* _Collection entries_
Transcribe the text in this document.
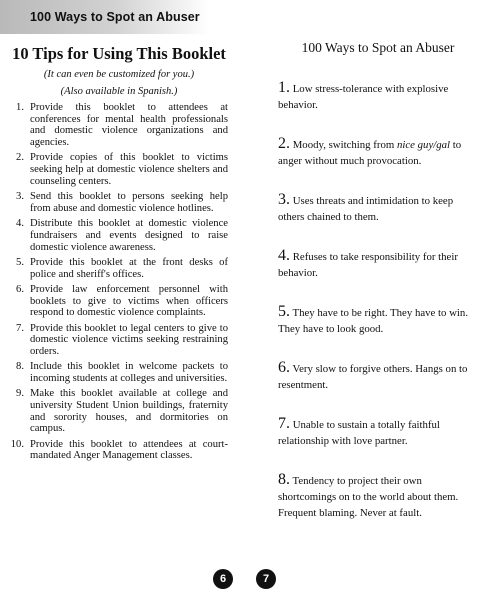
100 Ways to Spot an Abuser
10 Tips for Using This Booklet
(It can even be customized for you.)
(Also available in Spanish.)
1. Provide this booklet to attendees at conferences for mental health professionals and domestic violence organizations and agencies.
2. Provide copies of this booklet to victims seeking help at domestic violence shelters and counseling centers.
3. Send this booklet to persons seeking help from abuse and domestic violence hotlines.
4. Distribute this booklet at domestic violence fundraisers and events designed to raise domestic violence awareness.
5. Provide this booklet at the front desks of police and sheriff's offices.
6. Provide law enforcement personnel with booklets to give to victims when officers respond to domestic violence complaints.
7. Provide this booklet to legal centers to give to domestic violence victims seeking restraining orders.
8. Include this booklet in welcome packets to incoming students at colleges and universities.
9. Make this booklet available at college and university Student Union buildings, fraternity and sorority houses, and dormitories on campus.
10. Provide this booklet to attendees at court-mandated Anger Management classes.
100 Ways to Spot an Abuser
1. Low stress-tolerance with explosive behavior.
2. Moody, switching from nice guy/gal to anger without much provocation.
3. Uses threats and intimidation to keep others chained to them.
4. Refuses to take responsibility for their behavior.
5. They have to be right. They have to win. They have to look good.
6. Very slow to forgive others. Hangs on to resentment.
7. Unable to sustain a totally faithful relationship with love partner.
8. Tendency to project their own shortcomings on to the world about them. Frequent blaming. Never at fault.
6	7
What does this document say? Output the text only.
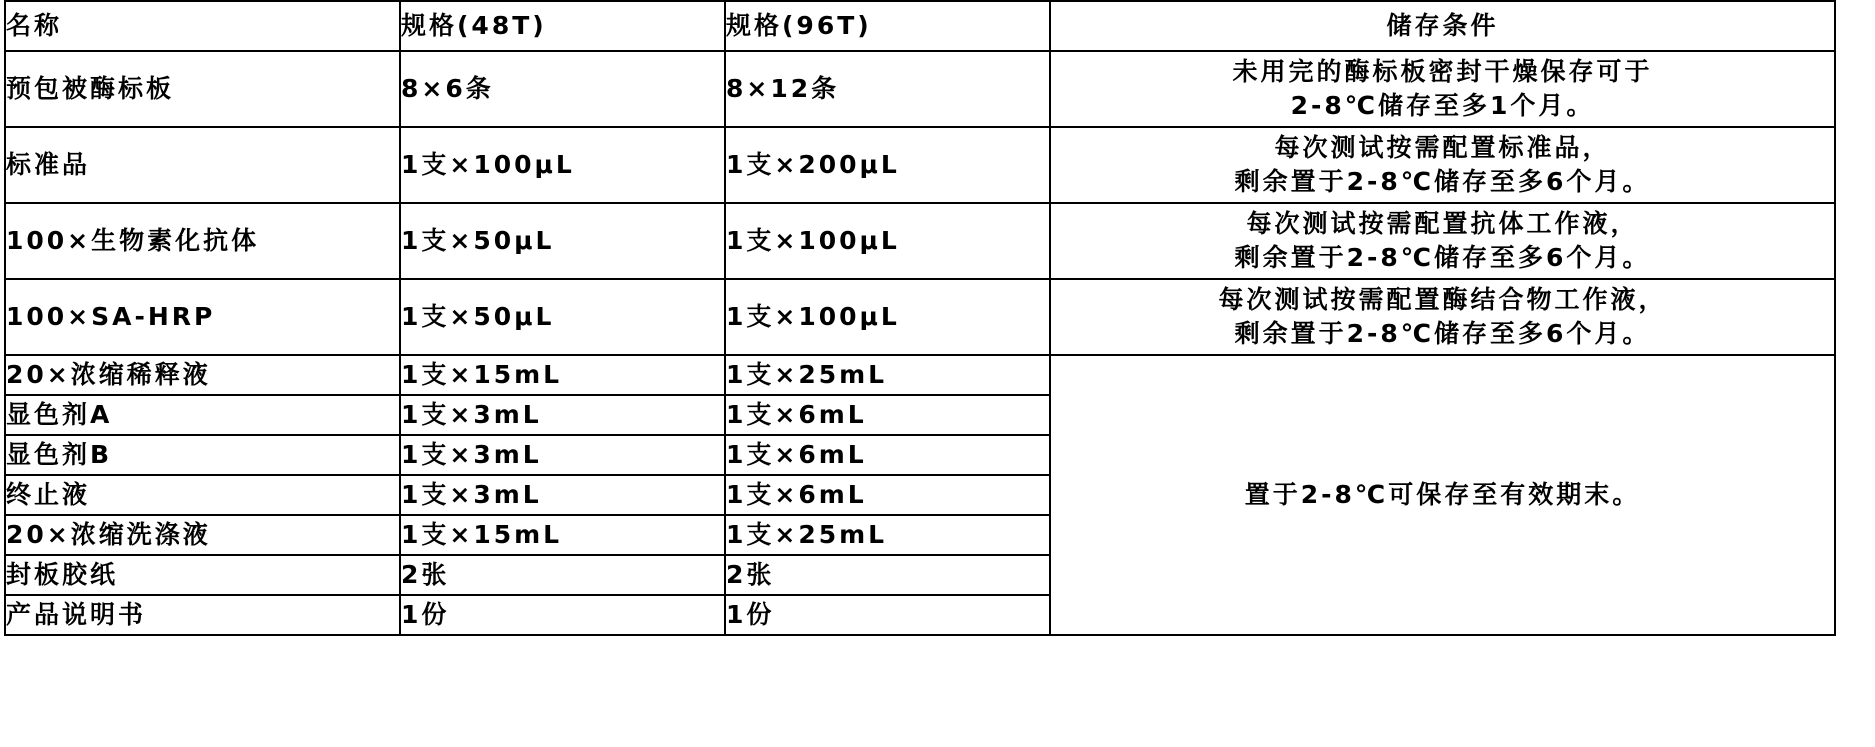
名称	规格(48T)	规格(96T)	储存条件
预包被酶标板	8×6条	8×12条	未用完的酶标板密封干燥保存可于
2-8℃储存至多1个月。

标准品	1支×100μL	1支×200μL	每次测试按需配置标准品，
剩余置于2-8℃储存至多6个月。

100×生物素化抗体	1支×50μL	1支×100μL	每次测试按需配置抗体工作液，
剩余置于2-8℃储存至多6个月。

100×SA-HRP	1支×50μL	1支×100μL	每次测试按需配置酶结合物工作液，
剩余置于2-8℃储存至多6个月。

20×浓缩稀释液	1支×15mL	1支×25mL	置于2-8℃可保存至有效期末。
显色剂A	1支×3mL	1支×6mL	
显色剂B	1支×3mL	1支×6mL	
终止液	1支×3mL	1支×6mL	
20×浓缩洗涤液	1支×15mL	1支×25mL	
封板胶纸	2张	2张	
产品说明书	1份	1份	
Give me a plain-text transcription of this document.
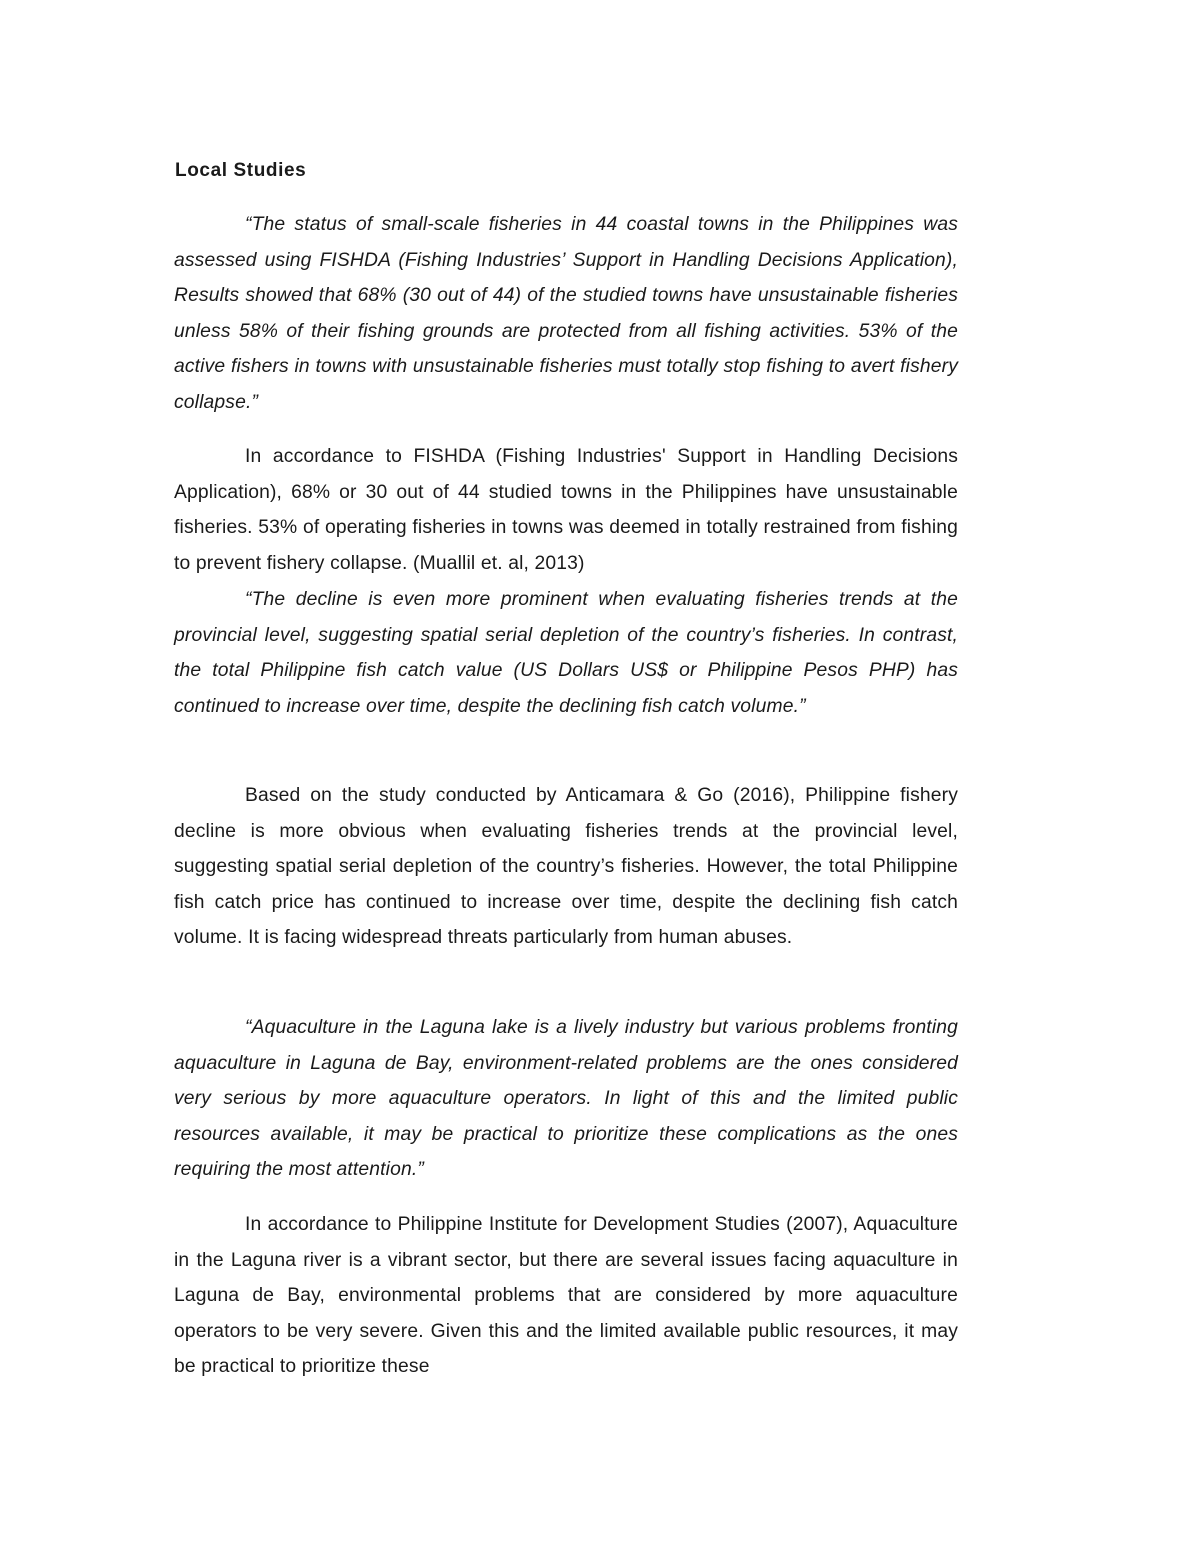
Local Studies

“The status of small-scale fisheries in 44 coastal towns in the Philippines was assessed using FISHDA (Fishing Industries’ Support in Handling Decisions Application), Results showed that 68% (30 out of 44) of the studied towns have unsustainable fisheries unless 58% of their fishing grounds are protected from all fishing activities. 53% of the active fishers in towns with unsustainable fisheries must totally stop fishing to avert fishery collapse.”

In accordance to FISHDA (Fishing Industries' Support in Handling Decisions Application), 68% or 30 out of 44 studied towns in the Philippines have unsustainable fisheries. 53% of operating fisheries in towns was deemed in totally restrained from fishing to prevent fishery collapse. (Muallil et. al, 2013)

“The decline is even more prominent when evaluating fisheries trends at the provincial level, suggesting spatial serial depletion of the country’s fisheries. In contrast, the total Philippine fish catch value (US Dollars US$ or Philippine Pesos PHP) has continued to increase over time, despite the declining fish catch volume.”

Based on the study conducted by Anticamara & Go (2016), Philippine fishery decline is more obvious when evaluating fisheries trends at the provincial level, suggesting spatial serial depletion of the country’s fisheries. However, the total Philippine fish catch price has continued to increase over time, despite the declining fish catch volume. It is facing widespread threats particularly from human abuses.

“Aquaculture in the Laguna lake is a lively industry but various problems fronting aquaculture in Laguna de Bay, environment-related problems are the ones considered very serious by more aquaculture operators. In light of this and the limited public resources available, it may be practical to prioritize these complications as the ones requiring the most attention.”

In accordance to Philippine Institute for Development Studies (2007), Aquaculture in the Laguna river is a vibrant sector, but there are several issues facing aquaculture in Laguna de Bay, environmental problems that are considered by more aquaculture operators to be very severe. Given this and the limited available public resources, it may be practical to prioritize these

---

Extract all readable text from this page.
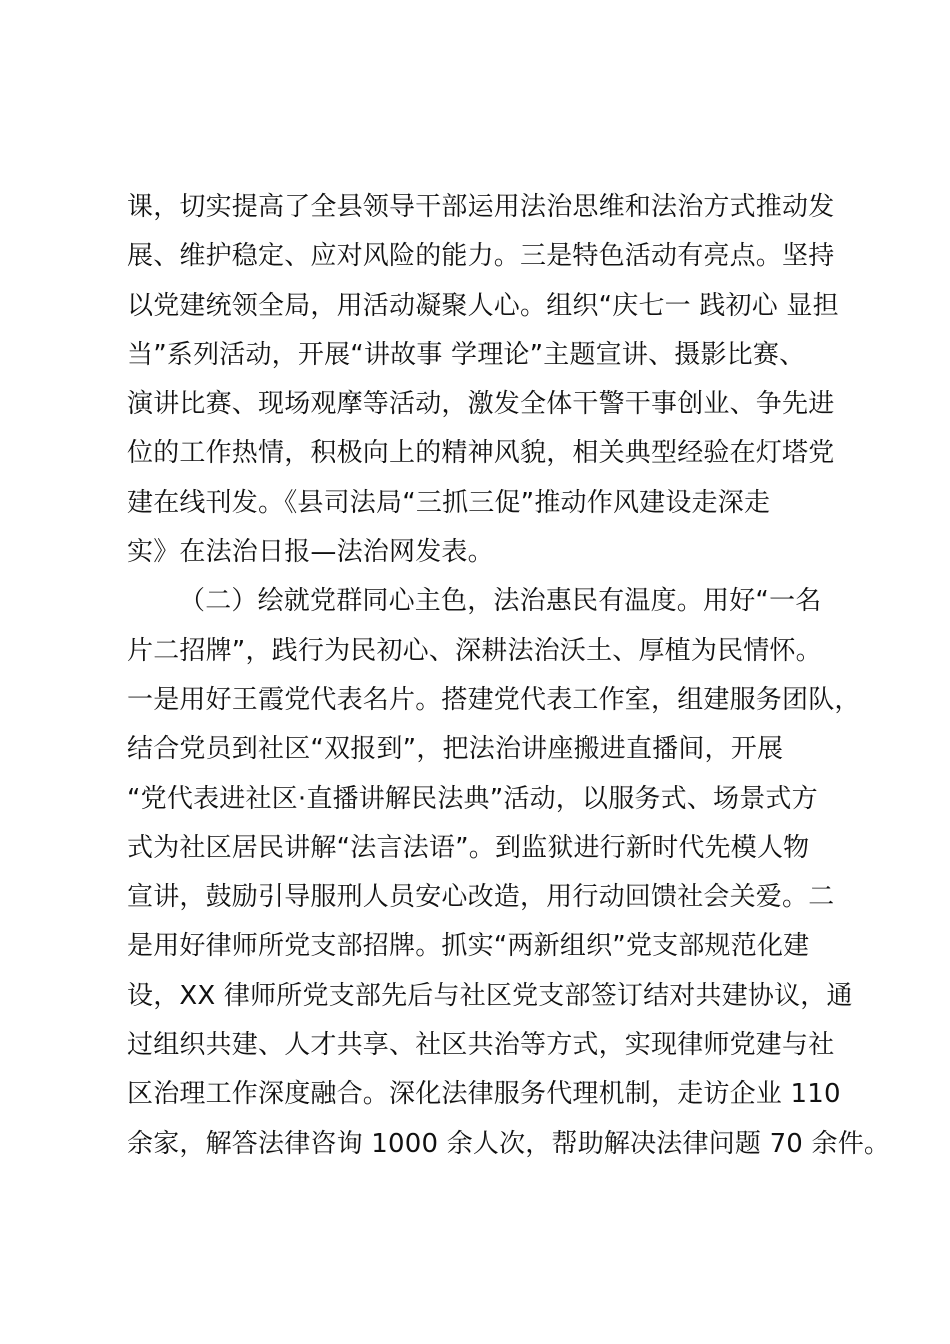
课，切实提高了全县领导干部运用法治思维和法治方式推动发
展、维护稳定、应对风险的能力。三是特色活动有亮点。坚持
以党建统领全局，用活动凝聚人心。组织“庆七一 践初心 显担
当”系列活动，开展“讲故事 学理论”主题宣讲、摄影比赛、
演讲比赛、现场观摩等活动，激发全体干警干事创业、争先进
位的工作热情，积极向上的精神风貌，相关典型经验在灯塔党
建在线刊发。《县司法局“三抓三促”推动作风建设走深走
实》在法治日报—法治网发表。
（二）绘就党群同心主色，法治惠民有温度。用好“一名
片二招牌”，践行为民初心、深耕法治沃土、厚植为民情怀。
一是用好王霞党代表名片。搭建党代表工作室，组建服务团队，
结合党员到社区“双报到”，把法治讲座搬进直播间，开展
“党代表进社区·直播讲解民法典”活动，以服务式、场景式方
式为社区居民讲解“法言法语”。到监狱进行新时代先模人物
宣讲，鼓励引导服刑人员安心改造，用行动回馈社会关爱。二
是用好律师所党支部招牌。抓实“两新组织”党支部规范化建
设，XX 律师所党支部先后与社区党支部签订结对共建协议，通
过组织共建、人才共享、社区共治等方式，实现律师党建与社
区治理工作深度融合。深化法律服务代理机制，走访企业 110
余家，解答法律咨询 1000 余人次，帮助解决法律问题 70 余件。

* _Aim_
Every line in the data above that contains "over" needs to be copied.

* _Response to this exercise_
“The decline is even more prominent when evaluating fisheries trends at the provincial level, suggesting spatial serial depletion of the country’s fisheries. In contrast, the total Philippine fish catch value (US Dollars US$ or Philippine Pesos PHP) has continued to increase over time, despite the declining fish catch volume.”
Based on the study conducted by Anticamara & Go (2016), Philippine fishery decline is more obvious when evaluating fisheries trends at the provincial level, suggesting spatial serial depletion of the country’s fisheries. However, the total Philippine fish catch price has continued to increase over time, despite the declining fish catch volume. It is facing widespread threats particularly from human abuses.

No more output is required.